Information supplied =>

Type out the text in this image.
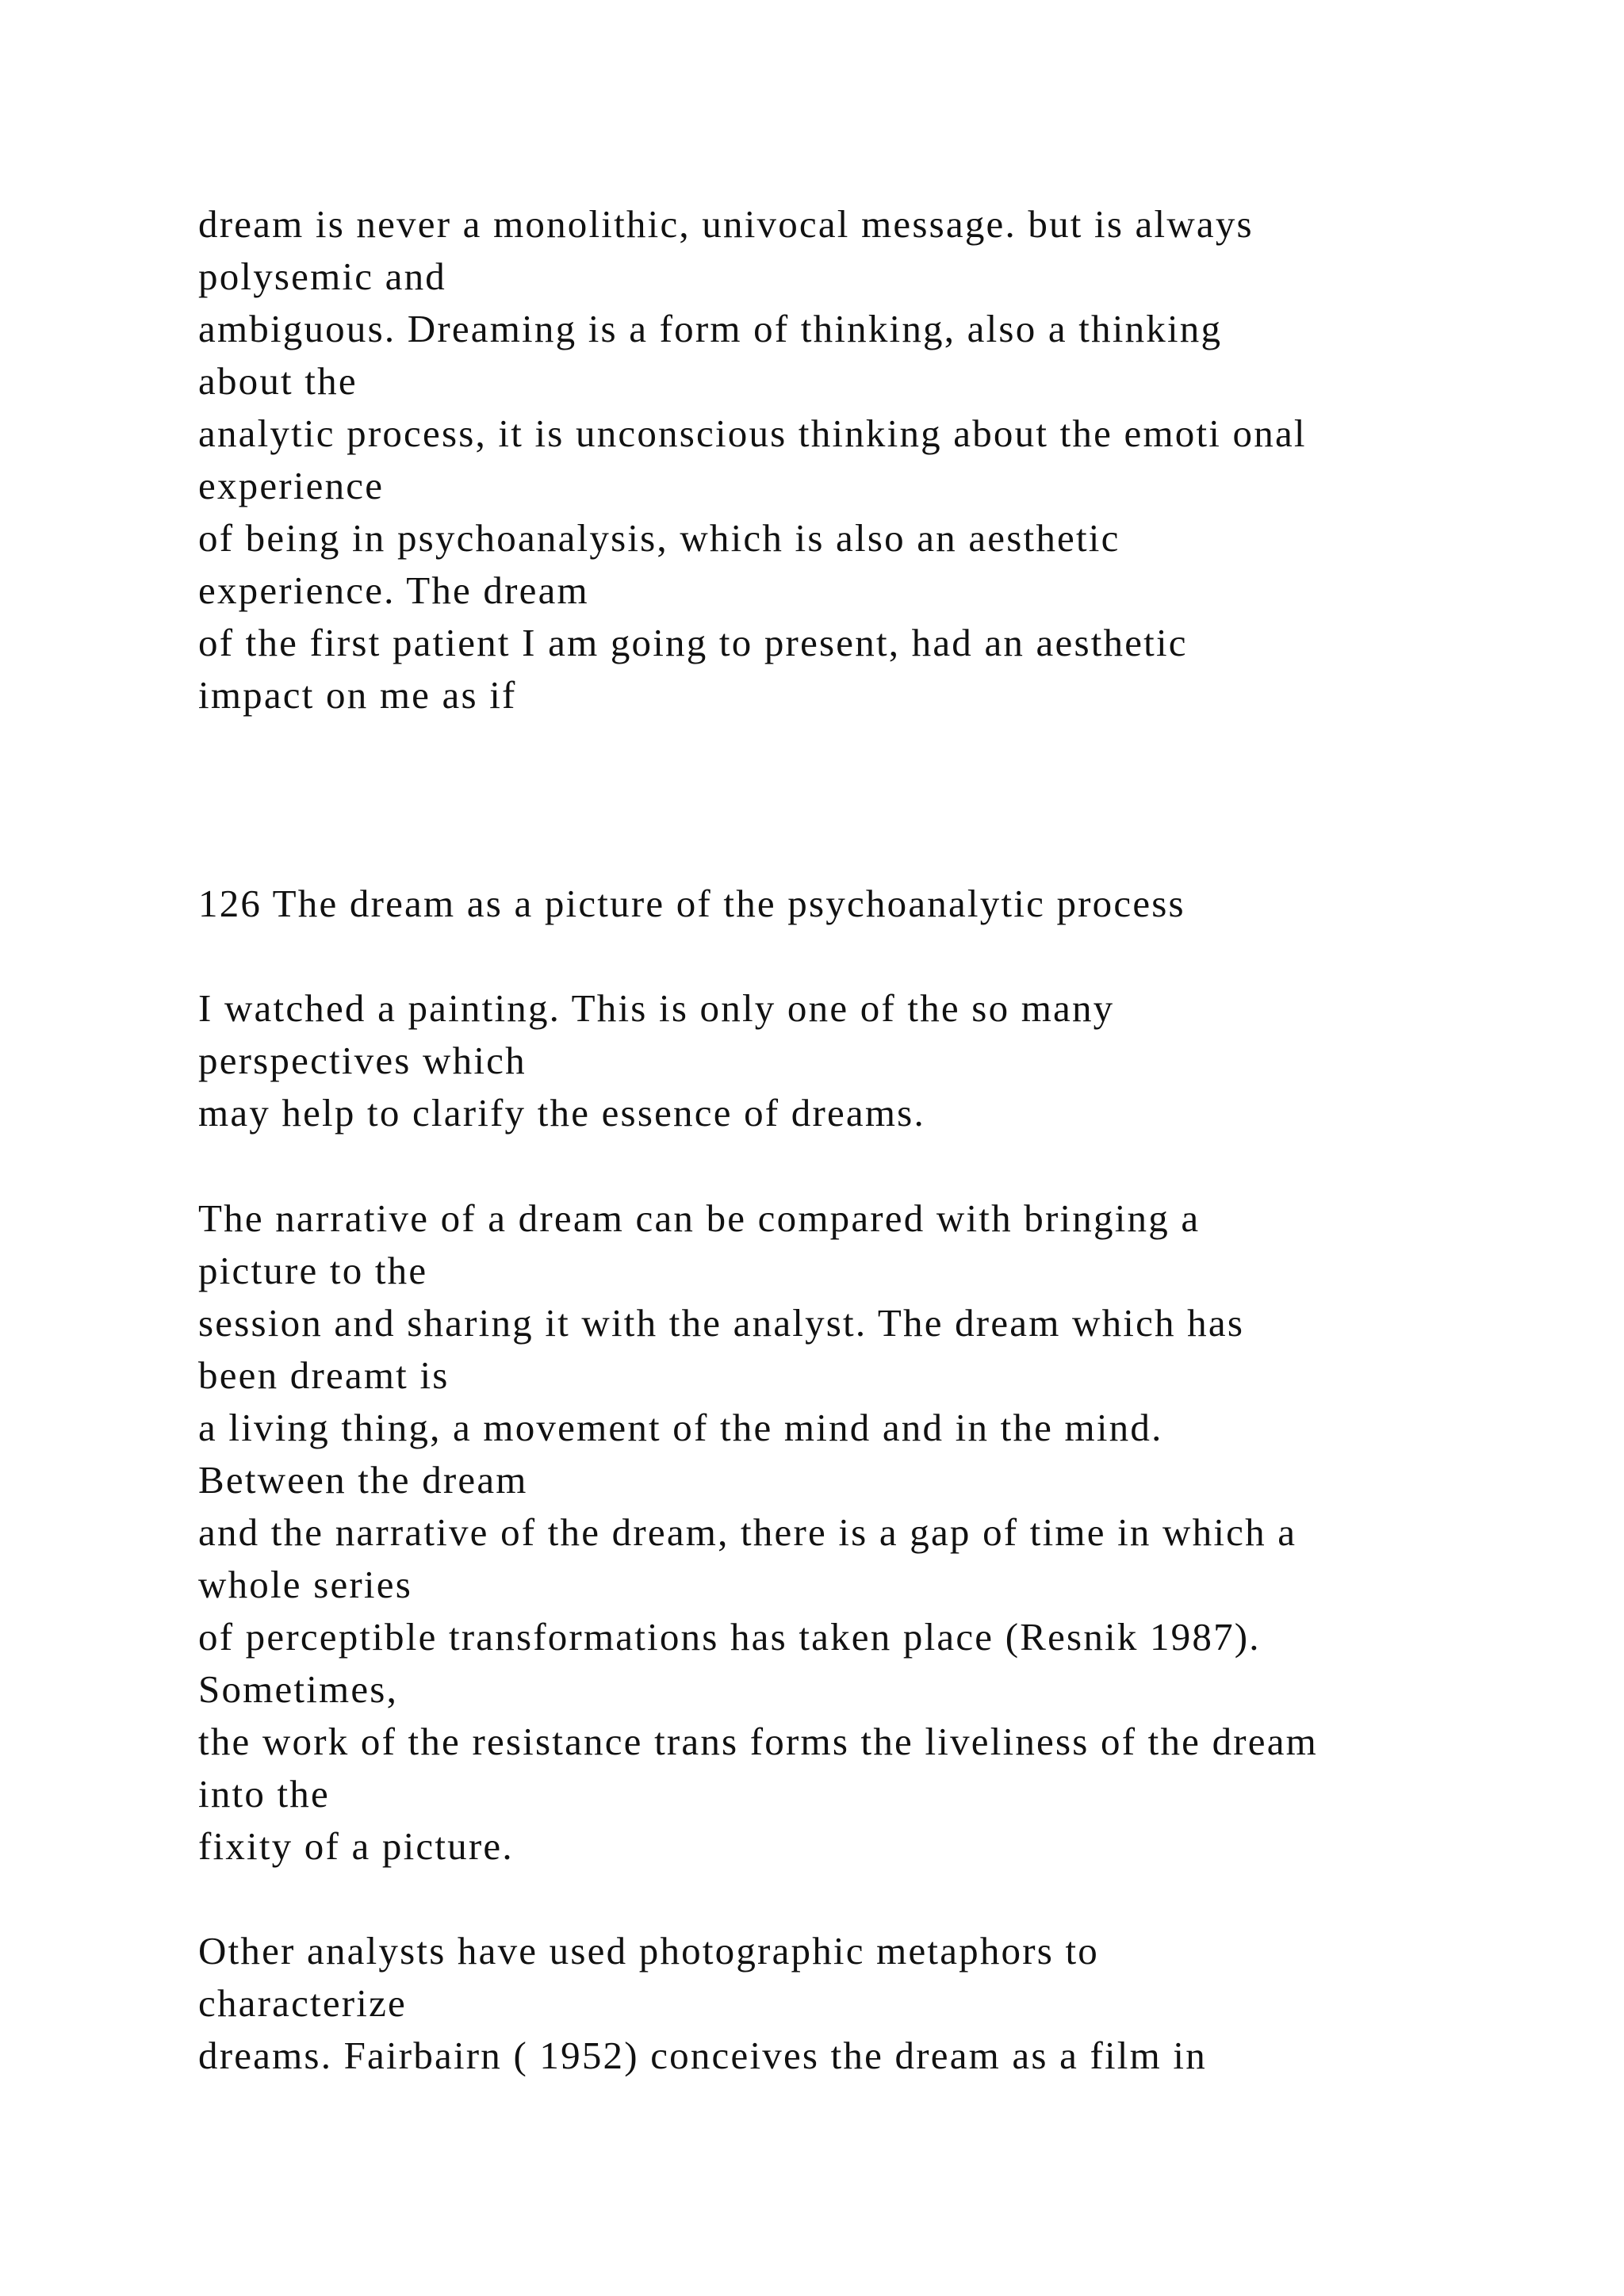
dream is never a monolithic, univocal message. but is always
polysemic and
ambiguous. Dreaming is a form of thinking, also a thinking
about the
analytic process, it is unconscious thinking about the emoti onal
experience
of being in psychoanalysis, which is also an aesthetic
experience. The dream
of the first patient I am going to present, had an aesthetic
impact on me as if
126 The dream as a picture of the psychoanalytic process
I watched a painting. This is only one of the so many
perspectives which
may help to clarify the essence of dreams.
The narrative of a dream can be compared with bringing a
picture to the
session and sharing it with the analyst. The dream which has
been dreamt is
a living thing, a movement of the mind and in the mind.
Between the dream
and the narrative of the dream, there is a gap of time in which a
whole series
of perceptible transformations has taken place (Resnik 1987).
Sometimes,
the work of the resistance trans forms the liveliness of the dream
into the
fixity of a picture.
Other analysts have used photographic metaphors to
characterize
dreams. Fairbairn ( 1952) conceives the dream as a film in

Exercise instructions =>
Pictures stay out; reproduce every line of the records exactly.

Result of this task =>
Type out the text in this image.
dream is never a monolithic, univocal message. but is always
polysemic and
ambiguous. Dreaming is a form of thinking, also a thinking
about the
analytic process, it is unconscious thinking about the emoti onal
experience
of being in psychoanalysis, which is also an aesthetic
experience. The dream
of the first patient I am going to present, had an aesthetic
impact on me as if
126 The dream as a picture of the psychoanalytic process
I watched a painting. This is only one of the so many
perspectives which
may help to clarify the essence of dreams.
The narrative of a dream can be compared with bringing a
picture to the
session and sharing it with the analyst. The dream which has
been dreamt is
a living thing, a movement of the mind and in the mind.
Between the dream
and the narrative of the dream, there is a gap of time in which a
whole series
of perceptible transformations has taken place (Resnik 1987).
Sometimes,
the work of the resistance trans forms the liveliness of the dream
into the
fixity of a picture.
Other analysts have used photographic metaphors to
characterize
dreams. Fairbairn ( 1952) conceives the dream as a film in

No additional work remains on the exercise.